__SET PROBLEM__: Determine the number of lines in the listing below where the string "hours" occurs; answer with the number alone.

__PROVIDED DATA__:
-- Begin --
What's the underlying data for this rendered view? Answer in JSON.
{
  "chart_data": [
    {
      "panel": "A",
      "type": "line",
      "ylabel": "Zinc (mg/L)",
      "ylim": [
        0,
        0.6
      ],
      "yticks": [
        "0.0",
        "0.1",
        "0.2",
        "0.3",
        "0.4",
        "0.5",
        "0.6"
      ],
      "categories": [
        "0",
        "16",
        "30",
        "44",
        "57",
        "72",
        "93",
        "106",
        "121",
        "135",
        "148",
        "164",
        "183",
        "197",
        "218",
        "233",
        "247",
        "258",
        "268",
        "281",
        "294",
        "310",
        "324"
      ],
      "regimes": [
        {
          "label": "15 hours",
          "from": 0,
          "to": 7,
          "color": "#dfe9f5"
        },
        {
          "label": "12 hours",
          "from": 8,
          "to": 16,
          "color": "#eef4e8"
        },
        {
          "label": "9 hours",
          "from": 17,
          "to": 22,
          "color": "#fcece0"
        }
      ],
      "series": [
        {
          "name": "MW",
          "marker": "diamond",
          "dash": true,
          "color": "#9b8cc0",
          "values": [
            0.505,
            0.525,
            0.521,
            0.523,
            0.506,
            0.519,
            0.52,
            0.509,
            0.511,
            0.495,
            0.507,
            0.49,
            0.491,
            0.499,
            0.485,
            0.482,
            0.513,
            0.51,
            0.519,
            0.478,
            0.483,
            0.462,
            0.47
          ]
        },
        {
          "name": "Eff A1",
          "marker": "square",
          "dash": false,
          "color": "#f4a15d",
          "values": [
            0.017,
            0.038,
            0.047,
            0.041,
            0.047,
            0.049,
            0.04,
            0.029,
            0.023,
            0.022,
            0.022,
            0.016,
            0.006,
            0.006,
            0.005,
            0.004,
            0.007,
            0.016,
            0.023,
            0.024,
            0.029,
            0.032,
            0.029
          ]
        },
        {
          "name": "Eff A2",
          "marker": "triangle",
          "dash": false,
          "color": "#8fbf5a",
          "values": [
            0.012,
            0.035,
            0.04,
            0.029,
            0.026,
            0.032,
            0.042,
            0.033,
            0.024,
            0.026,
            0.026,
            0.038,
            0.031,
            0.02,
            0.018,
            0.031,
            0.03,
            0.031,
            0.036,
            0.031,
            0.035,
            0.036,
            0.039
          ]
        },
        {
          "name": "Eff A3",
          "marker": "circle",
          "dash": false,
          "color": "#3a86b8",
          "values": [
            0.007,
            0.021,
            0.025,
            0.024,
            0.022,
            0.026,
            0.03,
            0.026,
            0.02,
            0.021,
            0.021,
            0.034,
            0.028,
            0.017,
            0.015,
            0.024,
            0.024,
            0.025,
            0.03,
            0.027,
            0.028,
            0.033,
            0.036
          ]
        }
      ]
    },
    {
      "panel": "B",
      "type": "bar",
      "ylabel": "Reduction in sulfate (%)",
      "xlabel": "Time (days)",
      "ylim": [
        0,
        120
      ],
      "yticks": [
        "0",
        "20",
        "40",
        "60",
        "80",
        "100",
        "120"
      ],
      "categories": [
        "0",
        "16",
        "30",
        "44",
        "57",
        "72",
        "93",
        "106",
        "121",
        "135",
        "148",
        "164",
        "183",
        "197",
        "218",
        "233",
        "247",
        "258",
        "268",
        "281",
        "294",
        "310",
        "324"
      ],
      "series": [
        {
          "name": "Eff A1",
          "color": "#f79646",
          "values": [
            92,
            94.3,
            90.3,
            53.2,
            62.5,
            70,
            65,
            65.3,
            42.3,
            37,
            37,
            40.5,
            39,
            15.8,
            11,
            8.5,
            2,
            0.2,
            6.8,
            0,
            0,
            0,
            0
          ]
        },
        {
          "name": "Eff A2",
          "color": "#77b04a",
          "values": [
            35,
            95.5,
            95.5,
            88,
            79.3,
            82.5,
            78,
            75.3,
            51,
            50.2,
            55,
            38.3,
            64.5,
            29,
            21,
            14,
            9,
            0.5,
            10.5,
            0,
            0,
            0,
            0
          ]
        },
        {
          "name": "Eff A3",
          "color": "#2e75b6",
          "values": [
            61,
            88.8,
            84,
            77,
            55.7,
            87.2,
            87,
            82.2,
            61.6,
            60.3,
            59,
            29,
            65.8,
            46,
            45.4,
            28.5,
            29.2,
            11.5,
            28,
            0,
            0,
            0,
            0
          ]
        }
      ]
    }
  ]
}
-- End --
__EXERCISE OUTPUT__: 3